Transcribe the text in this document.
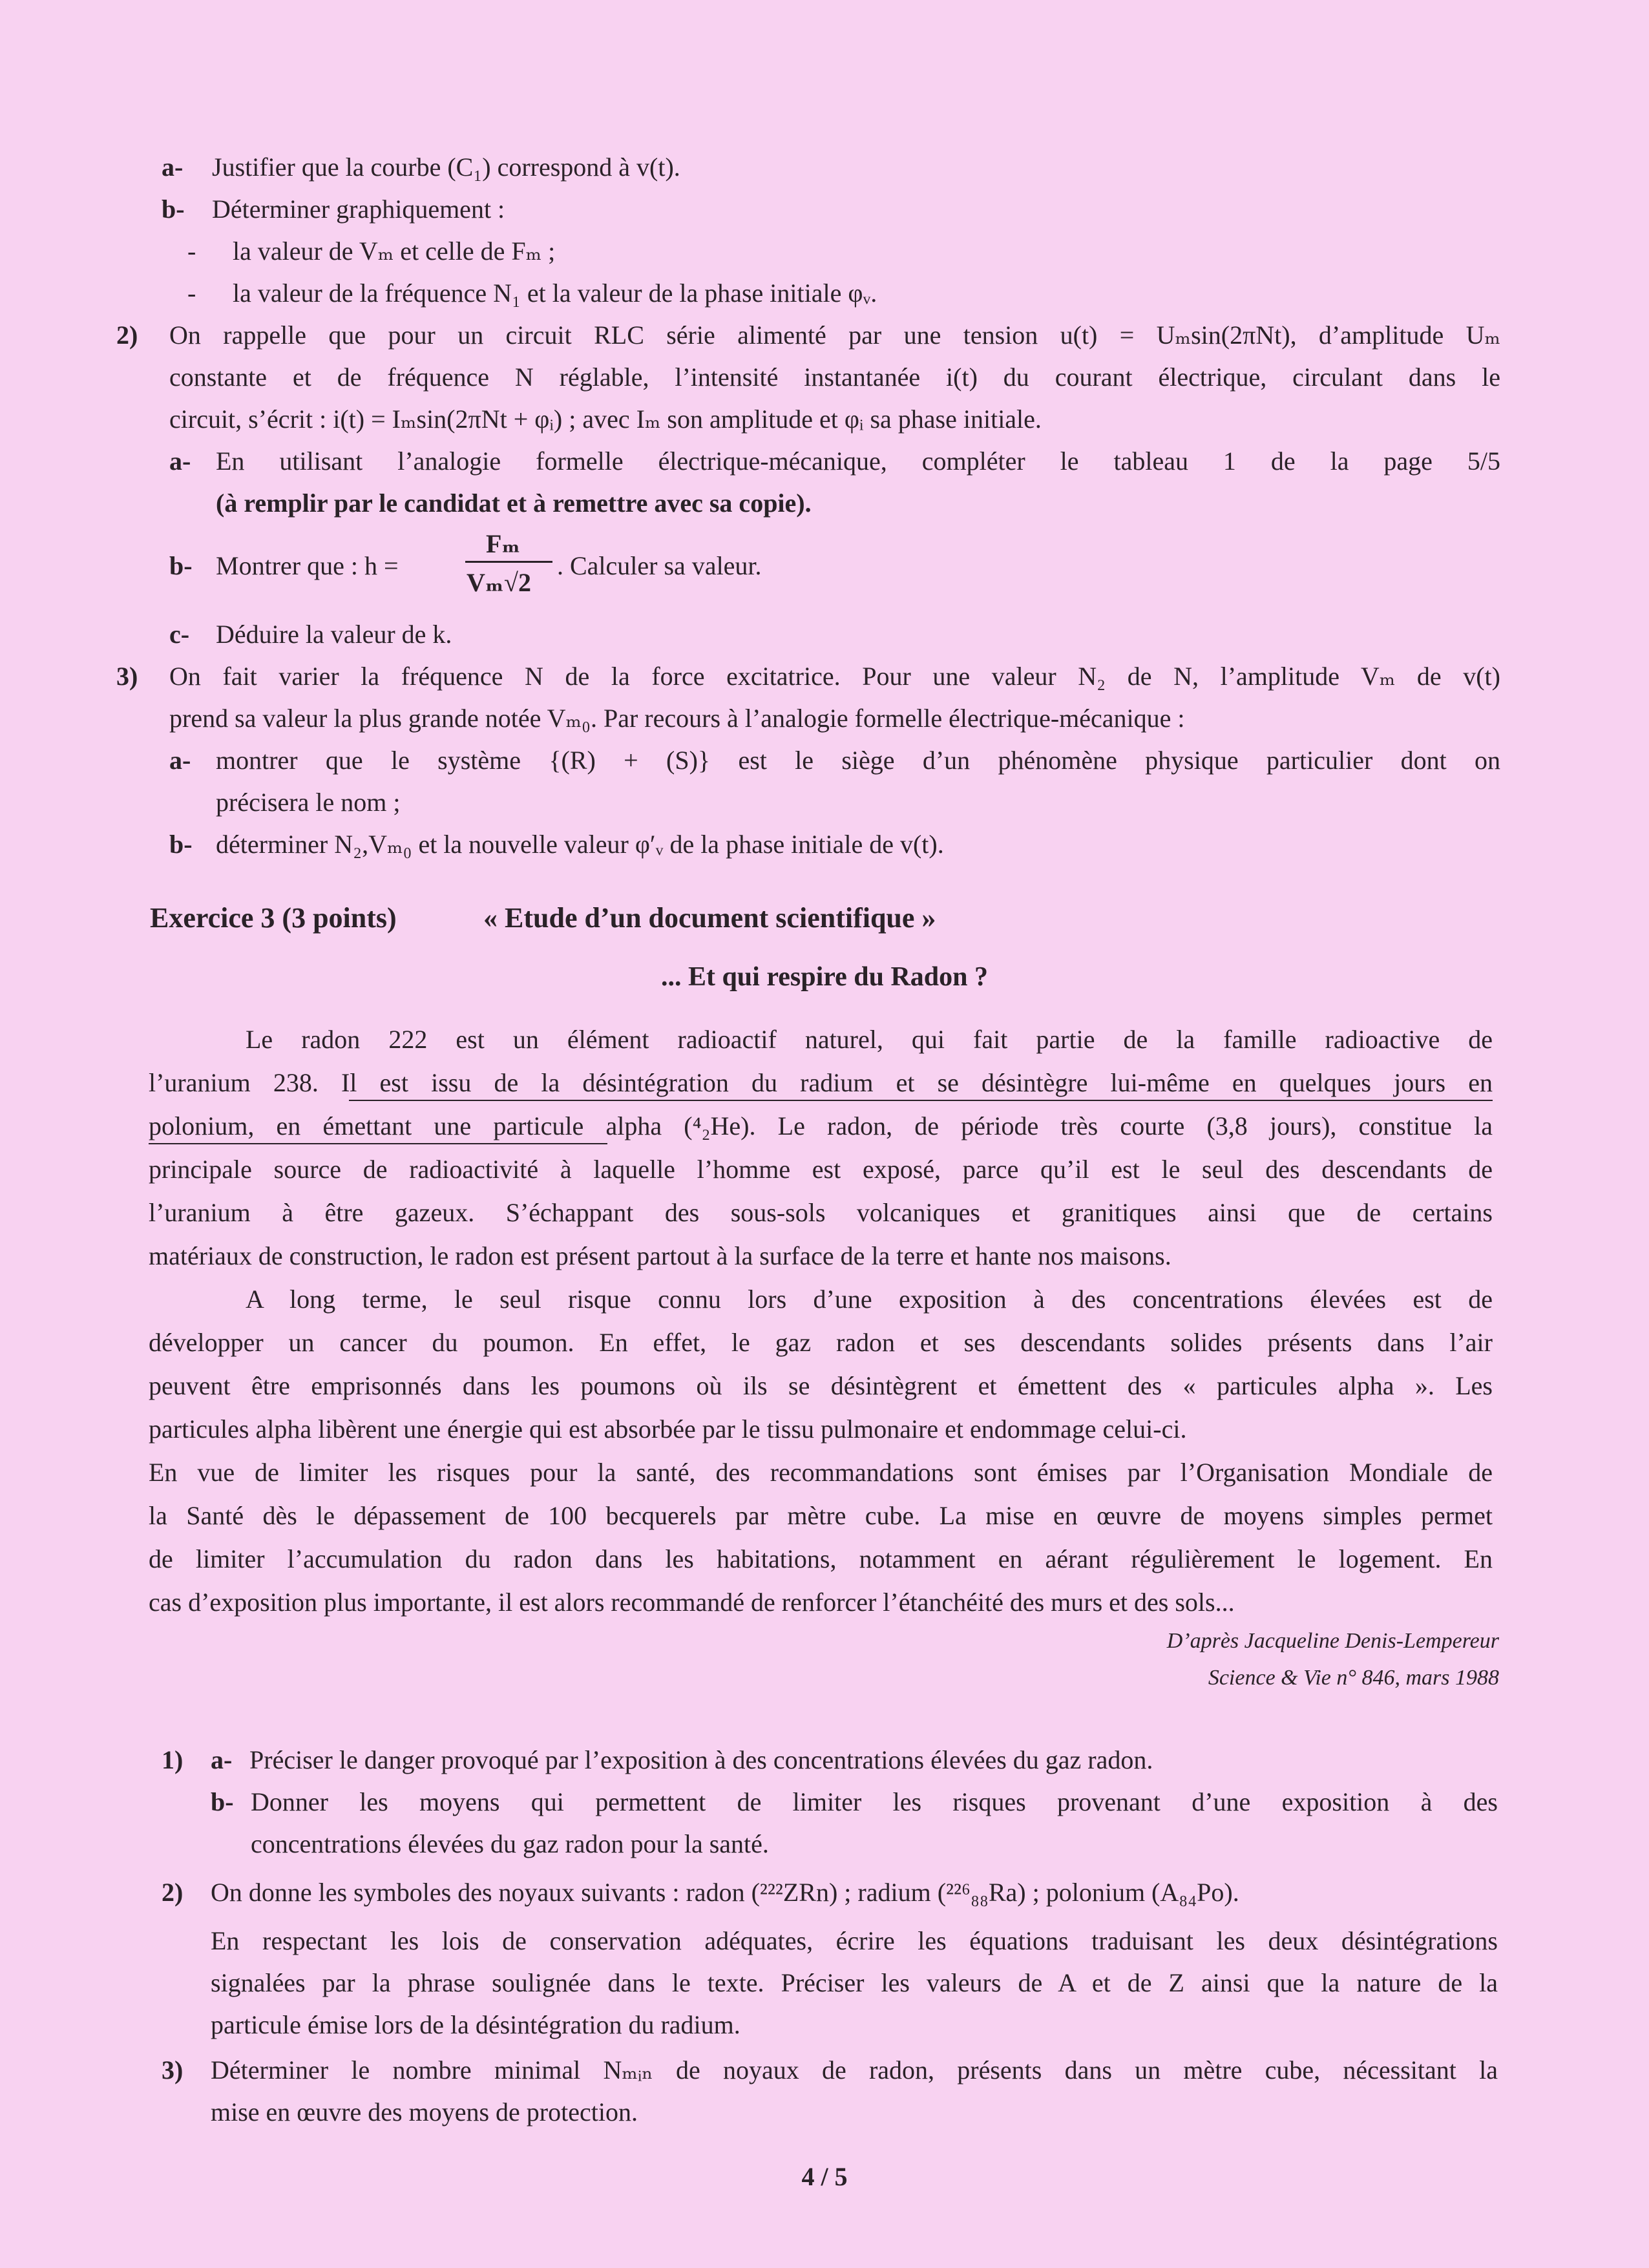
a- Justifier que la courbe (C₁) correspond à v(t).
b- Déterminer graphiquement :
- la valeur de Vₘ et celle de Fₘ ;
- la valeur de la fréquence N₁ et la valeur de la phase initiale φᵥ.
2) On rappelle que pour un circuit RLC série alimenté par une tension u(t) = Uₘsin(2πNt), d’amplitude Uₘ
constante et de fréquence N réglable, l’intensité instantanée i(t) du courant électrique, circulant dans le
circuit, s’écrit : i(t) = Iₘsin(2πNt + φᵢ) ; avec Iₘ son amplitude et φᵢ sa phase initiale.
a- En utilisant l’analogie formelle électrique-mécanique, compléter le tableau 1 de la page 5/5
(à remplir par le candidat et à remettre avec sa copie).
b- Montrer que : h =
Fₘ
Vₘ√2
. Calculer sa valeur.
c- Déduire la valeur de k.
3) On fait varier la fréquence N de la force excitatrice. Pour une valeur N₂ de N, l’amplitude Vₘ de v(t)
prend sa valeur la plus grande notée Vₘ₀. Par recours à l’analogie formelle électrique-mécanique :
a- montrer que le système {(R) + (S)} est le siège d’un phénomène physique particulier dont on
précisera le nom ;
b- déterminer N₂,Vₘ₀ et la nouvelle valeur φ′ᵥ de la phase initiale de v(t).
Exercice 3 (3 points)	« Etude d’un document scientifique »
... Et qui respire du Radon ?
Le radon 222 est un élément radioactif naturel, qui fait partie de la famille radioactive de
l’uranium 238. Il est issu de la désintégration du radium et se désintègre lui-même en quelques jours en
polonium, en émettant une particule alpha (⁴₂He). Le radon, de période très courte (3,8 jours), constitue la
principale source de radioactivité à laquelle l’homme est exposé, parce qu’il est le seul des descendants de
l’uranium à être gazeux. S’échappant des sous-sols volcaniques et granitiques ainsi que de certains
matériaux de construction, le radon est présent partout à la surface de la terre et hante nos maisons.
A long terme, le seul risque connu lors d’une exposition à des concentrations élevées est de
développer un cancer du poumon. En effet, le gaz radon et ses descendants solides présents dans l’air
peuvent être emprisonnés dans les poumons où ils se désintègrent et émettent des « particules alpha ». Les
particules alpha libèrent une énergie qui est absorbée par le tissu pulmonaire et endommage celui-ci.
En vue de limiter les risques pour la santé, des recommandations sont émises par l’Organisation Mondiale de
la Santé dès le dépassement de 100 becquerels par mètre cube. La mise en œuvre de moyens simples permet
de limiter l’accumulation du radon dans les habitations, notamment en aérant régulièrement le logement. En
cas d’exposition plus importante, il est alors recommandé de renforcer l’étanchéité des murs et des sols...
D’après Jacqueline Denis-Lempereur
Science & Vie n° 846, mars 1988
1) a- Préciser le danger provoqué par l’exposition à des concentrations élevées du gaz radon.
b- Donner les moyens qui permettent de limiter les risques provenant d’une exposition à des
concentrations élevées du gaz radon pour la santé.
2) On donne les symboles des noyaux suivants : radon (²²²ZRn) ; radium (²²⁶₈₈Ra) ; polonium (A₈₄Po).
En respectant les lois de conservation adéquates, écrire les équations traduisant les deux désintégrations
signalées par la phrase soulignée dans le texte. Préciser les valeurs de A et de Z ainsi que la nature de la
particule émise lors de la désintégration du radium.
3) Déterminer le nombre minimal Nₘᵢₙ de noyaux de radon, présents dans un mètre cube, nécessitant la
mise en œuvre des moyens de protection.
4 / 5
•••
JOB -
Repeat the records word for word. Any picture in them should be left out.

REPLY TO THE EXERCISE -
Transcribe the text in this document.
a- Justifier que la courbe (C₁) correspond à v(t).
b- Déterminer graphiquement :
- la valeur de Vₘ et celle de Fₘ ;
- la valeur de la fréquence N₁ et la valeur de la phase initiale φᵥ.
2) On rappelle que pour un circuit RLC série alimenté par une tension u(t) = Uₘsin(2πNt), d’amplitude Uₘ
constante et de fréquence N réglable, l’intensité instantanée i(t) du courant électrique, circulant dans le
circuit, s’écrit : i(t) = Iₘsin(2πNt + φᵢ) ; avec Iₘ son amplitude et φᵢ sa phase initiale.
a- En utilisant l’analogie formelle électrique-mécanique, compléter le tableau 1 de la page 5/5
(à remplir par le candidat et à remettre avec sa copie).
b- Montrer que : h =
Fₘ
Vₘ√2
. Calculer sa valeur.
c- Déduire la valeur de k.
3) On fait varier la fréquence N de la force excitatrice. Pour une valeur N₂ de N, l’amplitude Vₘ de v(t)
prend sa valeur la plus grande notée Vₘ₀. Par recours à l’analogie formelle électrique-mécanique :
a- montrer que le système {(R) + (S)} est le siège d’un phénomène physique particulier dont on
précisera le nom ;
b- déterminer N₂,Vₘ₀ et la nouvelle valeur φ′ᵥ de la phase initiale de v(t).
Exercice 3 (3 points)	« Etude d’un document scientifique »
... Et qui respire du Radon ?
Le radon 222 est un élément radioactif naturel, qui fait partie de la famille radioactive de
l’uranium 238. Il est issu de la désintégration du radium et se désintègre lui-même en quelques jours en
polonium, en émettant une particule alpha (⁴₂He). Le radon, de période très courte (3,8 jours), constitue la
principale source de radioactivité à laquelle l’homme est exposé, parce qu’il est le seul des descendants de
l’uranium à être gazeux. S’échappant des sous-sols volcaniques et granitiques ainsi que de certains
matériaux de construction, le radon est présent partout à la surface de la terre et hante nos maisons.
A long terme, le seul risque connu lors d’une exposition à des concentrations élevées est de
développer un cancer du poumon. En effet, le gaz radon et ses descendants solides présents dans l’air
peuvent être emprisonnés dans les poumons où ils se désintègrent et émettent des « particules alpha ». Les
particules alpha libèrent une énergie qui est absorbée par le tissu pulmonaire et endommage celui-ci.
En vue de limiter les risques pour la santé, des recommandations sont émises par l’Organisation Mondiale de
la Santé dès le dépassement de 100 becquerels par mètre cube. La mise en œuvre de moyens simples permet
de limiter l’accumulation du radon dans les habitations, notamment en aérant régulièrement le logement. En
cas d’exposition plus importante, il est alors recommandé de renforcer l’étanchéité des murs et des sols...
D’après Jacqueline Denis-Lempereur
Science & Vie n° 846, mars 1988
1) a- Préciser le danger provoqué par l’exposition à des concentrations élevées du gaz radon.
b- Donner les moyens qui permettent de limiter les risques provenant d’une exposition à des
concentrations élevées du gaz radon pour la santé.
2) On donne les symboles des noyaux suivants : radon (²²²ZRn) ; radium (²²⁶₈₈Ra) ; polonium (A₈₄Po).
En respectant les lois de conservation adéquates, écrire les équations traduisant les deux désintégrations
signalées par la phrase soulignée dans le texte. Préciser les valeurs de A et de Z ainsi que la nature de la
particule émise lors de la désintégration du radium.
3) Déterminer le nombre minimal Nₘᵢₙ de noyaux de radon, présents dans un mètre cube, nécessitant la
mise en œuvre des moyens de protection.
4 / 5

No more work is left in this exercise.